## REQUIRED WORK
Repeat the data from the line that contains "waffle-cell-meeting: [685, 725, 715, 756]" through the line that contains "waffle-cell-failing: [629, 209, 660, 239]", changing "conf-high" to "confidence-high" and keeping everything else the same.
* start DATA *
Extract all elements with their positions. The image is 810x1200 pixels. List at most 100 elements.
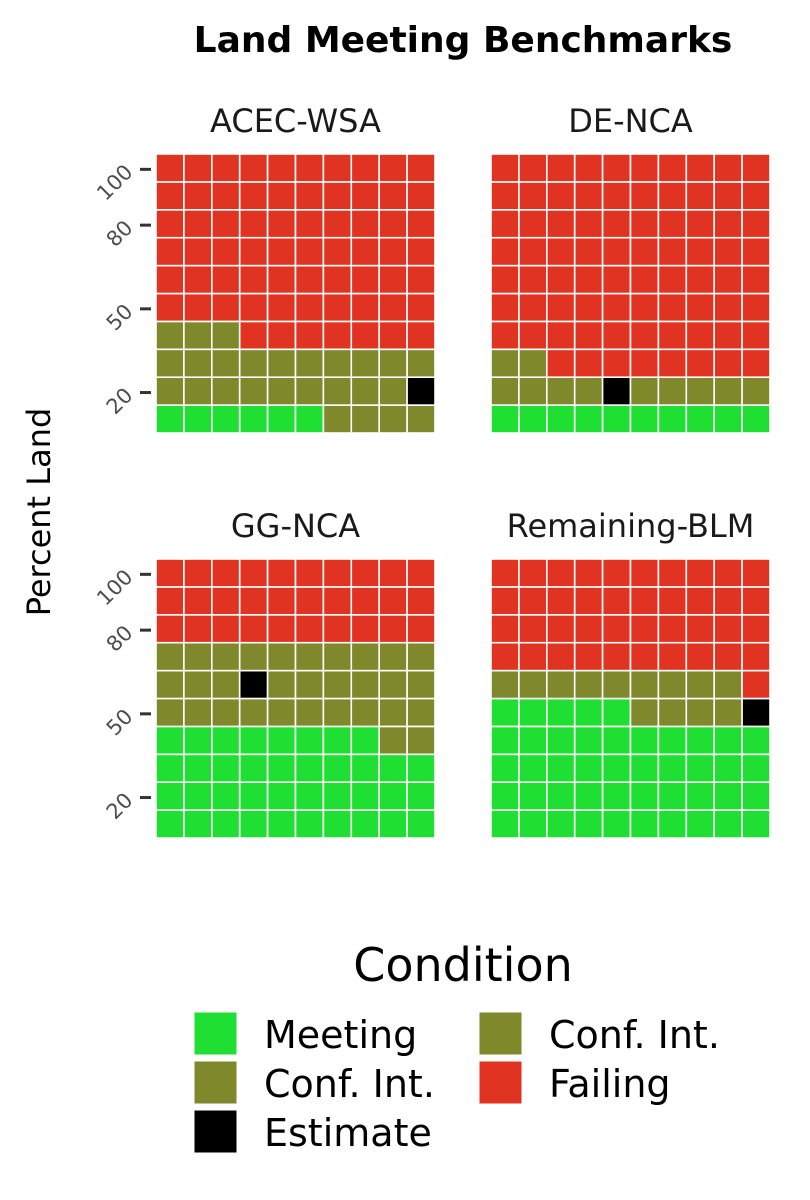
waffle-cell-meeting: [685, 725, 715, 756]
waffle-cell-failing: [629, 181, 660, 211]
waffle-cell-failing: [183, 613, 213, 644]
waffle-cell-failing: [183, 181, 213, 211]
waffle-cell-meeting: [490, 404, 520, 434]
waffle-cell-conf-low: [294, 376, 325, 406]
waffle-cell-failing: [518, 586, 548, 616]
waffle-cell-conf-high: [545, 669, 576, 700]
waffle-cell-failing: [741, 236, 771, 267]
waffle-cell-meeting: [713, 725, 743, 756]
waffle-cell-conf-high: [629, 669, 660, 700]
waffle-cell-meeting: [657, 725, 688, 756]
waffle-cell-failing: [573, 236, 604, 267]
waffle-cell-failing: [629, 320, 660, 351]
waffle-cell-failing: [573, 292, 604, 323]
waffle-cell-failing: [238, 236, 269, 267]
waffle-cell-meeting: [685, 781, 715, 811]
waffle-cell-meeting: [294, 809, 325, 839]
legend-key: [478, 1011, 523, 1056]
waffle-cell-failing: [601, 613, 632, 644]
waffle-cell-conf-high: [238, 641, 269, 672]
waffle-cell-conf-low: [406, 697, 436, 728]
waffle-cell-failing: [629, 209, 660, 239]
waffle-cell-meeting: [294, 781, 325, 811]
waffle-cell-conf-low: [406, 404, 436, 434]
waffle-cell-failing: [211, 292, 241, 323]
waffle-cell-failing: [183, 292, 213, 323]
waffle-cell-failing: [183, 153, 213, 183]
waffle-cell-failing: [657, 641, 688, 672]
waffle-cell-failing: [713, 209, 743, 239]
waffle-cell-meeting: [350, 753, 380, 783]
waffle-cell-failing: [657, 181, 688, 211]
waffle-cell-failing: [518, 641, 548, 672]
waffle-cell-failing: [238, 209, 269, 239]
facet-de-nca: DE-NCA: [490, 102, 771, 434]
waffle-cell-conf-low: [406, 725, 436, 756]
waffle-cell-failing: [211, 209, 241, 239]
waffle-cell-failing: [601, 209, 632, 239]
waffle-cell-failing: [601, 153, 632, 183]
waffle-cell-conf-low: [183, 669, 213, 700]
* end DATA *
## RESPONSE
waffle-cell-meeting: [685, 725, 715, 756]
waffle-cell-failing: [629, 181, 660, 211]
waffle-cell-failing: [183, 613, 213, 644]
waffle-cell-failing: [183, 181, 213, 211]
waffle-cell-meeting: [490, 404, 520, 434]
waffle-cell-conf-low: [294, 376, 325, 406]
waffle-cell-failing: [518, 586, 548, 616]
waffle-cell-confidence-high: [545, 669, 576, 700]
waffle-cell-failing: [741, 236, 771, 267]
waffle-cell-meeting: [713, 725, 743, 756]
waffle-cell-confidence-high: [629, 669, 660, 700]
waffle-cell-meeting: [657, 725, 688, 756]
waffle-cell-failing: [573, 236, 604, 267]
waffle-cell-failing: [629, 320, 660, 351]
waffle-cell-failing: [573, 292, 604, 323]
waffle-cell-failing: [238, 236, 269, 267]
waffle-cell-meeting: [685, 781, 715, 811]
waffle-cell-meeting: [294, 809, 325, 839]
legend-key: [478, 1011, 523, 1056]
waffle-cell-failing: [601, 613, 632, 644]
waffle-cell-confidence-high: [238, 641, 269, 672]
waffle-cell-conf-low: [406, 697, 436, 728]
waffle-cell-failing: [629, 209, 660, 239]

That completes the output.